Exercise objective: Print all of the entries exactly, minus the pictures.

Input material:
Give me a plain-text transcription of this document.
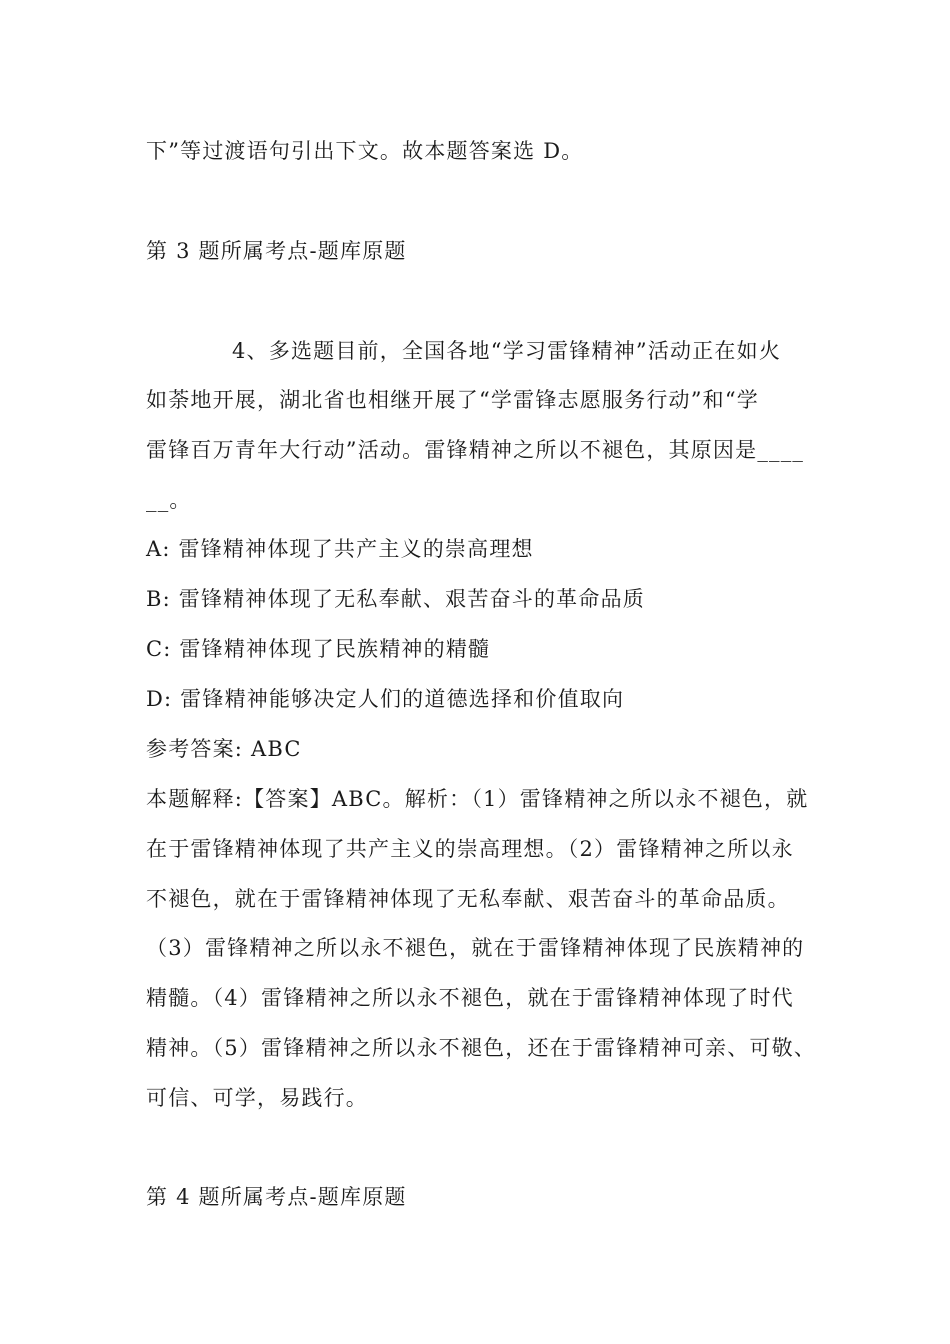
下”等过渡语句引出下文。故本题答案选 D。
第 3 题所属考点-题库原题
4、多选题目前，全国各地“学习雷锋精神”活动正在如火
如荼地开展，湖北省也相继开展了“学雷锋志愿服务行动”和“学
雷锋百万青年大行动”活动。雷锋精神之所以不褪色，其原因是____
__。
A: 雷锋精神体现了共产主义的崇高理想
B: 雷锋精神体现了无私奉献、艰苦奋斗的革命品质
C: 雷锋精神体现了民族精神的精髓
D: 雷锋精神能够决定人们的道德选择和价值取向
参考答案: ABC
本题解释:【答案】ABC。解析：（1）雷锋精神之所以永不褪色，就
在于雷锋精神体现了共产主义的崇高理想。（2）雷锋精神之所以永
不褪色，就在于雷锋精神体现了无私奉献、艰苦奋斗的革命品质。
（3）雷锋精神之所以永不褪色，就在于雷锋精神体现了民族精神的
精髓。（4）雷锋精神之所以永不褪色，就在于雷锋精神体现了时代
精神。（5）雷锋精神之所以永不褪色，还在于雷锋精神可亲、可敬、
可信、可学，易践行。
第 4 题所属考点-题库原题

Solution to this exercise:
Give me a plain-text transcription of this document.
下”等过渡语句引出下文。故本题答案选 D。
第 3 题所属考点-题库原题
4、多选题目前，全国各地“学习雷锋精神”活动正在如火
如荼地开展，湖北省也相继开展了“学雷锋志愿服务行动”和“学
雷锋百万青年大行动”活动。雷锋精神之所以不褪色，其原因是____
__。
A: 雷锋精神体现了共产主义的崇高理想
B: 雷锋精神体现了无私奉献、艰苦奋斗的革命品质
C: 雷锋精神体现了民族精神的精髓
D: 雷锋精神能够决定人们的道德选择和价值取向
参考答案: ABC
本题解释:【答案】ABC。解析：（1）雷锋精神之所以永不褪色，就
在于雷锋精神体现了共产主义的崇高理想。（2）雷锋精神之所以永
不褪色，就在于雷锋精神体现了无私奉献、艰苦奋斗的革命品质。
（3）雷锋精神之所以永不褪色，就在于雷锋精神体现了民族精神的
精髓。（4）雷锋精神之所以永不褪色，就在于雷锋精神体现了时代
精神。（5）雷锋精神之所以永不褪色，还在于雷锋精神可亲、可敬、
可信、可学，易践行。
第 4 题所属考点-题库原题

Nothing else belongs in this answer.